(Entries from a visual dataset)
═══

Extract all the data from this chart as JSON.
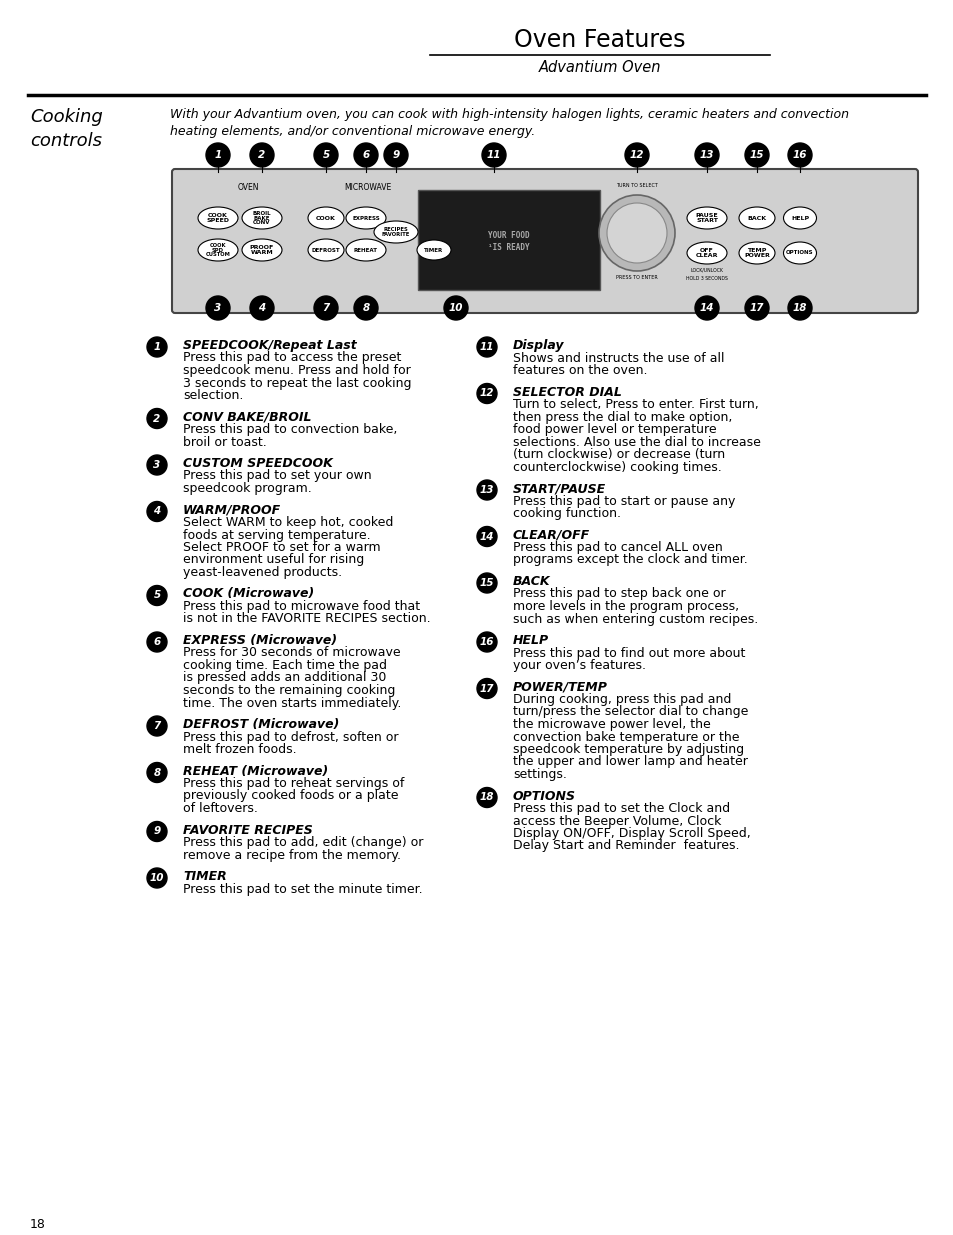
{
  "title": "Oven Features",
  "subtitle": "Advantium Oven",
  "page_bg": "#ffffff",
  "section_label": "Cooking\ncontrols",
  "intro_text": "With your Advantium oven, you can cook with high-intensity halogen lights, ceramic heaters and convection\nheating elements, and/or conventional microwave energy.",
  "items_left": [
    {
      "num": "1",
      "heading": "SPEEDCOOK/Repeat Last",
      "body": "Press this pad to access the preset\nspeedcook menu. Press and hold for\n3 seconds to repeat the last cooking\nselection."
    },
    {
      "num": "2",
      "heading": "CONV BAKE/BROIL",
      "body": "Press this pad to convection bake,\nbroil or toast."
    },
    {
      "num": "3",
      "heading": "CUSTOM SPEEDCOOK",
      "body": "Press this pad to set your own\nspeedcook program."
    },
    {
      "num": "4",
      "heading": "WARM/PROOF",
      "body": "Select WARM to keep hot, cooked\nfoods at serving temperature.\nSelect PROOF to set for a warm\nenvironment useful for rising\nyeast-leavened products."
    },
    {
      "num": "5",
      "heading": "COOK (Microwave)",
      "body": "Press this pad to microwave food that\nis not in the FAVORITE RECIPES section."
    },
    {
      "num": "6",
      "heading": "EXPRESS (Microwave)",
      "body": "Press for 30 seconds of microwave\ncooking time. Each time the pad\nis pressed adds an additional 30\nseconds to the remaining cooking\ntime. The oven starts immediately."
    },
    {
      "num": "7",
      "heading": "DEFROST (Microwave)",
      "body": "Press this pad to defrost, soften or\nmelt frozen foods."
    },
    {
      "num": "8",
      "heading": "REHEAT (Microwave)",
      "body": "Press this pad to reheat servings of\npreviously cooked foods or a plate\nof leftovers."
    },
    {
      "num": "9",
      "heading": "FAVORITE RECIPES",
      "body": "Press this pad to add, edit (change) or\nremove a recipe from the memory."
    },
    {
      "num": "10",
      "heading": "TIMER",
      "body": "Press this pad to set the minute timer."
    }
  ],
  "items_right": [
    {
      "num": "11",
      "heading": "Display",
      "body": "Shows and instructs the use of all\nfeatures on the oven."
    },
    {
      "num": "12",
      "heading": "SELECTOR DIAL",
      "body": "Turn to select, Press to enter. First turn,\nthen press the dial to make option,\nfood power level or temperature\nselections. Also use the dial to increase\n(turn clockwise) or decrease (turn\ncounterclockwise) cooking times."
    },
    {
      "num": "13",
      "heading": "START/PAUSE",
      "body": "Press this pad to start or pause any\ncooking function."
    },
    {
      "num": "14",
      "heading": "CLEAR/OFF",
      "body": "Press this pad to cancel ALL oven\nprograms except the clock and timer."
    },
    {
      "num": "15",
      "heading": "BACK",
      "body": "Press this pad to step back one or\nmore levels in the program process,\nsuch as when entering custom recipes."
    },
    {
      "num": "16",
      "heading": "HELP",
      "body": "Press this pad to find out more about\nyour oven’s features."
    },
    {
      "num": "17",
      "heading": "POWER/TEMP",
      "body": "During cooking, press this pad and\nturn/press the selector dial to change\nthe microwave power level, the\nconvection bake temperature or the\nspeedcook temperature by adjusting\nthe upper and lower lamp and heater\nsettings."
    },
    {
      "num": "18",
      "heading": "OPTIONS",
      "body": "Press this pad to set the Clock and\naccess the Beeper Volume, Clock\nDisplay ON/OFF, Display Scroll Speed,\nDelay Start and Reminder  features."
    }
  ],
  "page_number": "18",
  "clear_all_bold": "ALL",
  "options_bold_italic": [
    "Clock",
    "Beeper Volume, Clock",
    "Display ON/OFF, Display Scroll Speed,",
    "Delay Start",
    "Reminder"
  ]
}
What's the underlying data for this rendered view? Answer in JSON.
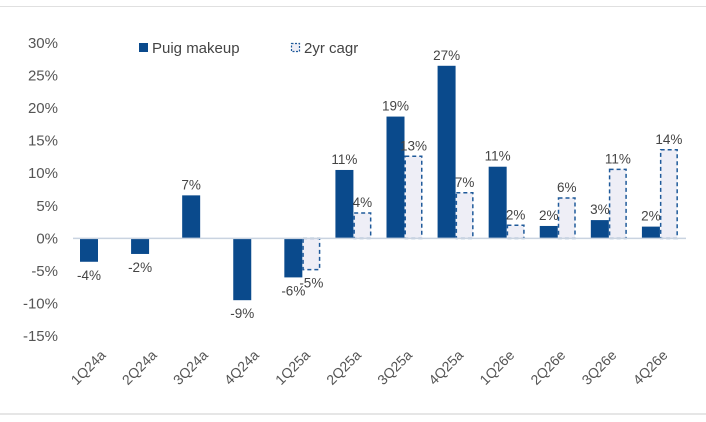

═══

### Task requirements
Report each line in the data that holds the word "cooked".

### Result of the exercise
      "body": "Select WARM to keep hot, cooked\nfoods at serving temperature.\nSelect PROOF to set for a warm\nenvironment useful for rising\nyeast-leavened products."
      "body": "Press this pad to reheat servings of\npreviously cooked foods or a plate\nof leftovers."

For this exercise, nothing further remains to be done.